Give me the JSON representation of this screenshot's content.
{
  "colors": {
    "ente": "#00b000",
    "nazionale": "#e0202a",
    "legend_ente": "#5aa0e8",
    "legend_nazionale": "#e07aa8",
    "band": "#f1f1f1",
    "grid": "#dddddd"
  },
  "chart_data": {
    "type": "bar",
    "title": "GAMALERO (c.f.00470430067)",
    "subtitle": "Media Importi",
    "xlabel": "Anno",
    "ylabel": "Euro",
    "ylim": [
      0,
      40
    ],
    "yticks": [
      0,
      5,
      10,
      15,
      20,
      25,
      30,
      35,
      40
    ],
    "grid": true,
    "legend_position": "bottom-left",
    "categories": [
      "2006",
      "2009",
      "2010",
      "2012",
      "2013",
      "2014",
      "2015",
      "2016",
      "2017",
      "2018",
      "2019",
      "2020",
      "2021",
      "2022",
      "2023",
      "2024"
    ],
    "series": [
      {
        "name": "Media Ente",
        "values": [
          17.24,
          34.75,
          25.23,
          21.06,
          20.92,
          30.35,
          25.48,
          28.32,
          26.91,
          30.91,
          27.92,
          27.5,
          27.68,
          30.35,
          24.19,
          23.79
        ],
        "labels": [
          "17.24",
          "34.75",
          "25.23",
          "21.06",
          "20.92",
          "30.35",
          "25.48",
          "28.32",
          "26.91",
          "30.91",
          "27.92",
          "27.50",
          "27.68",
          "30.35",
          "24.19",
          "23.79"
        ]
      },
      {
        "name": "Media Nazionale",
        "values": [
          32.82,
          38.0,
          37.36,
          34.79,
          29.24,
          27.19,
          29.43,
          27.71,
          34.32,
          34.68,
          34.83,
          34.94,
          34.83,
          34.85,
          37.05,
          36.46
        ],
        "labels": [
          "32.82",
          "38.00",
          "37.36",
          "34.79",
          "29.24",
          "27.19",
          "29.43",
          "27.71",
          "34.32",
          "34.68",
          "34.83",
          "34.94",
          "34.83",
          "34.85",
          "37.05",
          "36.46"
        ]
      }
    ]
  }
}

================

AIM: Pull out every line of the records above that contains the word "Media".

FULL SOLUTION:
    "subtitle": "Media Importi",
        "name": "Media Ente",
        "name": "Media Nazionale",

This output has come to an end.